■ WHAT IS BEING ASKED: Exact repetition of every entry is required.
───── DATA FOR THE TASK
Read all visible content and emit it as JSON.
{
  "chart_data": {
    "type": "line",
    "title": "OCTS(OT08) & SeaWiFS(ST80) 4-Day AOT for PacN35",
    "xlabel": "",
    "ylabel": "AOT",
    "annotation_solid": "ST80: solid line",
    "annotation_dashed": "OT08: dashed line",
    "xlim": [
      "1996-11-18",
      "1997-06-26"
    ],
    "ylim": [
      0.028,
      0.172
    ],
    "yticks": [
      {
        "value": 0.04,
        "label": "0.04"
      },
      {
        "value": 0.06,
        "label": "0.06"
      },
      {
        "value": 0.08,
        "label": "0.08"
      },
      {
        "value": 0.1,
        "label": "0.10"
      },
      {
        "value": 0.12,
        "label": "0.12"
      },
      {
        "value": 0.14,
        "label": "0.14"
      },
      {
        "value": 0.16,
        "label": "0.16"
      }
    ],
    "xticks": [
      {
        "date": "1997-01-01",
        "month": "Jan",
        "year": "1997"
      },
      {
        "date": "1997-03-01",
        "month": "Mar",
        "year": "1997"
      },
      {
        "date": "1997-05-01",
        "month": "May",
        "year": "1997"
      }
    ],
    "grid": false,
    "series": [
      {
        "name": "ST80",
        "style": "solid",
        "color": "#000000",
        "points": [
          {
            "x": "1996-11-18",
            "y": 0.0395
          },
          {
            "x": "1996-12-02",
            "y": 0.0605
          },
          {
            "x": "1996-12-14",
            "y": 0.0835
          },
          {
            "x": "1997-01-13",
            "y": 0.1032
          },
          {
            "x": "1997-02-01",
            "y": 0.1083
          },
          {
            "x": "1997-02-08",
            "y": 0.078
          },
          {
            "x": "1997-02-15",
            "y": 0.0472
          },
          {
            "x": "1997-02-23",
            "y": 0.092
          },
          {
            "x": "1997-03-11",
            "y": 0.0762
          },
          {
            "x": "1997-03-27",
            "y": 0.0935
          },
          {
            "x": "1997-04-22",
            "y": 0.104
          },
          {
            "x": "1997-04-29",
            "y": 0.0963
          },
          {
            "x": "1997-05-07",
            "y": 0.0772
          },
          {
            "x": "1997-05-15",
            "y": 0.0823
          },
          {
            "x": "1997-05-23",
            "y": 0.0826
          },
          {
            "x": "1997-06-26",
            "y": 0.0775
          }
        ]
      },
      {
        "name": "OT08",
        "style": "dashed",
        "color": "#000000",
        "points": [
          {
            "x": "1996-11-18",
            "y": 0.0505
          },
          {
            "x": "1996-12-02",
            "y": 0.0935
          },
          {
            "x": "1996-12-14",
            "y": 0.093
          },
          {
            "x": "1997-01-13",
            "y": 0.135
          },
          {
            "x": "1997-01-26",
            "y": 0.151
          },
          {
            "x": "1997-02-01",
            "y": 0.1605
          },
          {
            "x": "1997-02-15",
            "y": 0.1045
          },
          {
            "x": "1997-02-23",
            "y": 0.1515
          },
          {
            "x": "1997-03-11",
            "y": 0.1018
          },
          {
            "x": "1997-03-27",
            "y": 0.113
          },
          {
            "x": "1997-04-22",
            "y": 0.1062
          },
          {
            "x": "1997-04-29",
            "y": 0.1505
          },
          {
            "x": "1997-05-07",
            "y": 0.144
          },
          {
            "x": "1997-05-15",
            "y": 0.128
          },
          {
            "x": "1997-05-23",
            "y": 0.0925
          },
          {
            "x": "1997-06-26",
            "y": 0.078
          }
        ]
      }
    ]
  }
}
──────────
■ RESULT:
Read all visible content and emit it as JSON.
{
  "chart_data": {
    "type": "line",
    "title": "OCTS(OT08) & SeaWiFS(ST80) 4-Day AOT for PacN35",
    "xlabel": "",
    "ylabel": "AOT",
    "annotation_solid": "ST80: solid line",
    "annotation_dashed": "OT08: dashed line",
    "xlim": [
      "1996-11-18",
      "1997-06-26"
    ],
    "ylim": [
      0.028,
      0.172
    ],
    "yticks": [
      {
        "value": 0.04,
        "label": "0.04"
      },
      {
        "value": 0.06,
        "label": "0.06"
      },
      {
        "value": 0.08,
        "label": "0.08"
      },
      {
        "value": 0.1,
        "label": "0.10"
      },
      {
        "value": 0.12,
        "label": "0.12"
      },
      {
        "value": 0.14,
        "label": "0.14"
      },
      {
        "value": 0.16,
        "label": "0.16"
      }
    ],
    "xticks": [
      {
        "date": "1997-01-01",
        "month": "Jan",
        "year": "1997"
      },
      {
        "date": "1997-03-01",
        "month": "Mar",
        "year": "1997"
      },
      {
        "date": "1997-05-01",
        "month": "May",
        "year": "1997"
      }
    ],
    "grid": false,
    "series": [
      {
        "name": "ST80",
        "style": "solid",
        "color": "#000000",
        "points": [
          {
            "x": "1996-11-18",
            "y": 0.0395
          },
          {
            "x": "1996-12-02",
            "y": 0.0605
          },
          {
            "x": "1996-12-14",
            "y": 0.0835
          },
          {
            "x": "1997-01-13",
            "y": 0.1032
          },
          {
            "x": "1997-02-01",
            "y": 0.1083
          },
          {
            "x": "1997-02-08",
            "y": 0.078
          },
          {
            "x": "1997-02-15",
            "y": 0.0472
          },
          {
            "x": "1997-02-23",
            "y": 0.092
          },
          {
            "x": "1997-03-11",
            "y": 0.0762
          },
          {
            "x": "1997-03-27",
            "y": 0.0935
          },
          {
            "x": "1997-04-22",
            "y": 0.104
          },
          {
            "x": "1997-04-29",
            "y": 0.0963
          },
          {
            "x": "1997-05-07",
            "y": 0.0772
          },
          {
            "x": "1997-05-15",
            "y": 0.0823
          },
          {
            "x": "1997-05-23",
            "y": 0.0826
          },
          {
            "x": "1997-06-26",
            "y": 0.0775
          }
        ]
      },
      {
        "name": "OT08",
        "style": "dashed",
        "color": "#000000",
        "points": [
          {
            "x": "1996-11-18",
            "y": 0.0505
          },
          {
            "x": "1996-12-02",
            "y": 0.0935
          },
          {
            "x": "1996-12-14",
            "y": 0.093
          },
          {
            "x": "1997-01-13",
            "y": 0.135
          },
          {
            "x": "1997-01-26",
            "y": 0.151
          },
          {
            "x": "1997-02-01",
            "y": 0.1605
          },
          {
            "x": "1997-02-15",
            "y": 0.1045
          },
          {
            "x": "1997-02-23",
            "y": 0.1515
          },
          {
            "x": "1997-03-11",
            "y": 0.1018
          },
          {
            "x": "1997-03-27",
            "y": 0.113
          },
          {
            "x": "1997-04-22",
            "y": 0.1062
          },
          {
            "x": "1997-04-29",
            "y": 0.1505
          },
          {
            "x": "1997-05-07",
            "y": 0.144
          },
          {
            "x": "1997-05-15",
            "y": 0.128
          },
          {
            "x": "1997-05-23",
            "y": 0.0925
          },
          {
            "x": "1997-06-26",
            "y": 0.078
          }
        ]
      }
    ]
  }
}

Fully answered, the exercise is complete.